■ DATA IN THIS EXERCISE

---+---

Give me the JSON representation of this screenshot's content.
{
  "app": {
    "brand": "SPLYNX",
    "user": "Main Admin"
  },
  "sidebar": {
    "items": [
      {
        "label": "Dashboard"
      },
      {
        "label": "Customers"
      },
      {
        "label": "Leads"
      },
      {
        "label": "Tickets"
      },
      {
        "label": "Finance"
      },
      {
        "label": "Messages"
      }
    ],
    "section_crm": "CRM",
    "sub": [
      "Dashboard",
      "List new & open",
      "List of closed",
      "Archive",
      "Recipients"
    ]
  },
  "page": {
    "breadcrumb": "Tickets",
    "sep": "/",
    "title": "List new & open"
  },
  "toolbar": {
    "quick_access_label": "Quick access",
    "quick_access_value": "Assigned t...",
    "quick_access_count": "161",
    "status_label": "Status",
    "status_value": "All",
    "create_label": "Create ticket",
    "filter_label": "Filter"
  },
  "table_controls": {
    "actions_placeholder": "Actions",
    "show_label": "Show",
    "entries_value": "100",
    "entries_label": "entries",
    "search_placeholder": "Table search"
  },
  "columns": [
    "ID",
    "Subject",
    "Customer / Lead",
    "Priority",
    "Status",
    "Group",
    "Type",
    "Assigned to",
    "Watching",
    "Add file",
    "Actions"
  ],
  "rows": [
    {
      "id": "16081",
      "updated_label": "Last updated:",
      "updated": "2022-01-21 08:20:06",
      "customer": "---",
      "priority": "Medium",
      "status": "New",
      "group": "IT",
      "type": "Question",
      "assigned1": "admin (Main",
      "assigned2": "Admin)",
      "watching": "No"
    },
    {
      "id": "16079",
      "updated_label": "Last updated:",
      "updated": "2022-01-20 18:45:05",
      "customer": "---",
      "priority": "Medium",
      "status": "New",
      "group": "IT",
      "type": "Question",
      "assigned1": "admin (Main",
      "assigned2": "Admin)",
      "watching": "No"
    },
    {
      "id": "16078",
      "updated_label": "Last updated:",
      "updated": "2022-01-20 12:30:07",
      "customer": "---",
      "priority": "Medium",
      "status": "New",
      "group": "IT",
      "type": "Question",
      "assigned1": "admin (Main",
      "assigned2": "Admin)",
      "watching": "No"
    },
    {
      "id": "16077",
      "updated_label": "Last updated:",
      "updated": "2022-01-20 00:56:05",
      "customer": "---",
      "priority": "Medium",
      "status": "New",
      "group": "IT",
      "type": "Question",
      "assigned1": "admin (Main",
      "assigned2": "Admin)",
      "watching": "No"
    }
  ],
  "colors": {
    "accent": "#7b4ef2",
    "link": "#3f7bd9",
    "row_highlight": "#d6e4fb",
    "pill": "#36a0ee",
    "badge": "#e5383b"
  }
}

---+---

■ TASK GOAL
Transcribe all of the entries without altering anything.

■ FINAL ANSWER
Give me the JSON representation of this screenshot's content.
{
  "app": {
    "brand": "SPLYNX",
    "user": "Main Admin"
  },
  "sidebar": {
    "items": [
      {
        "label": "Dashboard"
      },
      {
        "label": "Customers"
      },
      {
        "label": "Leads"
      },
      {
        "label": "Tickets"
      },
      {
        "label": "Finance"
      },
      {
        "label": "Messages"
      }
    ],
    "section_crm": "CRM",
    "sub": [
      "Dashboard",
      "List new & open",
      "List of closed",
      "Archive",
      "Recipients"
    ]
  },
  "page": {
    "breadcrumb": "Tickets",
    "sep": "/",
    "title": "List new & open"
  },
  "toolbar": {
    "quick_access_label": "Quick access",
    "quick_access_value": "Assigned t...",
    "quick_access_count": "161",
    "status_label": "Status",
    "status_value": "All",
    "create_label": "Create ticket",
    "filter_label": "Filter"
  },
  "table_controls": {
    "actions_placeholder": "Actions",
    "show_label": "Show",
    "entries_value": "100",
    "entries_label": "entries",
    "search_placeholder": "Table search"
  },
  "columns": [
    "ID",
    "Subject",
    "Customer / Lead",
    "Priority",
    "Status",
    "Group",
    "Type",
    "Assigned to",
    "Watching",
    "Add file",
    "Actions"
  ],
  "rows": [
    {
      "id": "16081",
      "updated_label": "Last updated:",
      "updated": "2022-01-21 08:20:06",
      "customer": "---",
      "priority": "Medium",
      "status": "New",
      "group": "IT",
      "type": "Question",
      "assigned1": "admin (Main",
      "assigned2": "Admin)",
      "watching": "No"
    },
    {
      "id": "16079",
      "updated_label": "Last updated:",
      "updated": "2022-01-20 18:45:05",
      "customer": "---",
      "priority": "Medium",
      "status": "New",
      "group": "IT",
      "type": "Question",
      "assigned1": "admin (Main",
      "assigned2": "Admin)",
      "watching": "No"
    },
    {
      "id": "16078",
      "updated_label": "Last updated:",
      "updated": "2022-01-20 12:30:07",
      "customer": "---",
      "priority": "Medium",
      "status": "New",
      "group": "IT",
      "type": "Question",
      "assigned1": "admin (Main",
      "assigned2": "Admin)",
      "watching": "No"
    },
    {
      "id": "16077",
      "updated_label": "Last updated:",
      "updated": "2022-01-20 00:56:05",
      "customer": "---",
      "priority": "Medium",
      "status": "New",
      "group": "IT",
      "type": "Question",
      "assigned1": "admin (Main",
      "assigned2": "Admin)",
      "watching": "No"
    }
  ],
  "colors": {
    "accent": "#7b4ef2",
    "link": "#3f7bd9",
    "row_highlight": "#d6e4fb",
    "pill": "#36a0ee",
    "badge": "#e5383b"
  }
}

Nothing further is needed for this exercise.